**Task goal**
In the records that follow, show each line where the word "label" is present.
╔══
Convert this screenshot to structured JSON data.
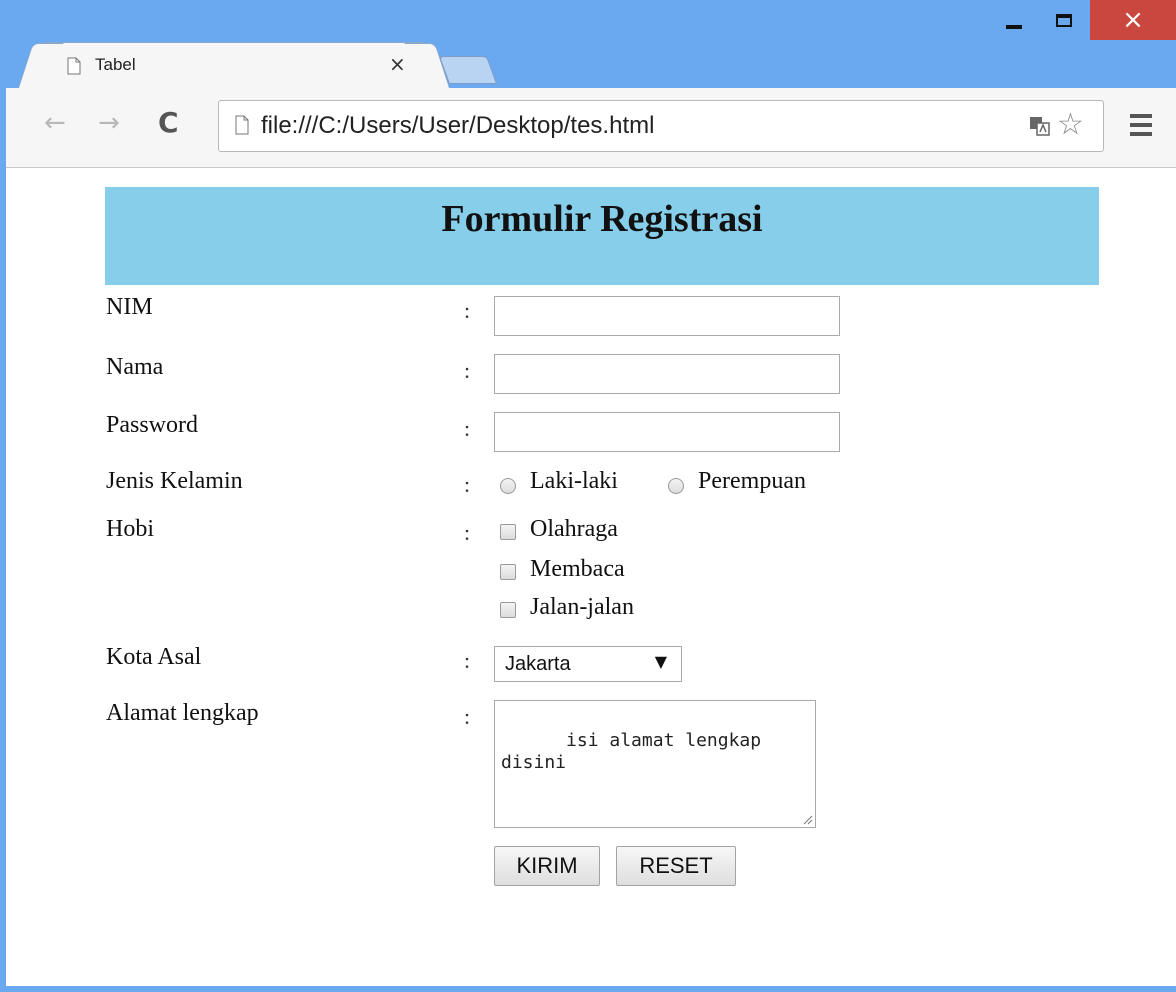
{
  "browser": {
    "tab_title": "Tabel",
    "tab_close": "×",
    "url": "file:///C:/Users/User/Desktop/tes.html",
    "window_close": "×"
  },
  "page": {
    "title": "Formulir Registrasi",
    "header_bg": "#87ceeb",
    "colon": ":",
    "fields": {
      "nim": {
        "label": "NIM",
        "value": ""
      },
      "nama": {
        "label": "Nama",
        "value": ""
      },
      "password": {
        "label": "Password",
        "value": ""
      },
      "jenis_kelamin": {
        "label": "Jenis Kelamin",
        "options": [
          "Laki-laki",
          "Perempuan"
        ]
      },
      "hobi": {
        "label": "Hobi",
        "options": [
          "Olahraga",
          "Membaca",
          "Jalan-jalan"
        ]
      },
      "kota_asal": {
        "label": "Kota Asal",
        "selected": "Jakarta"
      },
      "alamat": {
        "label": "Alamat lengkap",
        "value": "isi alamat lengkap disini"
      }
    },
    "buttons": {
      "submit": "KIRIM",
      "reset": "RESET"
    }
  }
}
╚══
**The result**
        "label": "NIM",
        "label": "Nama",
        "label": "Password",
        "label": "Jenis Kelamin",
        "label": "Hobi",
        "label": "Kota Asal",
        "label": "Alamat lengkap",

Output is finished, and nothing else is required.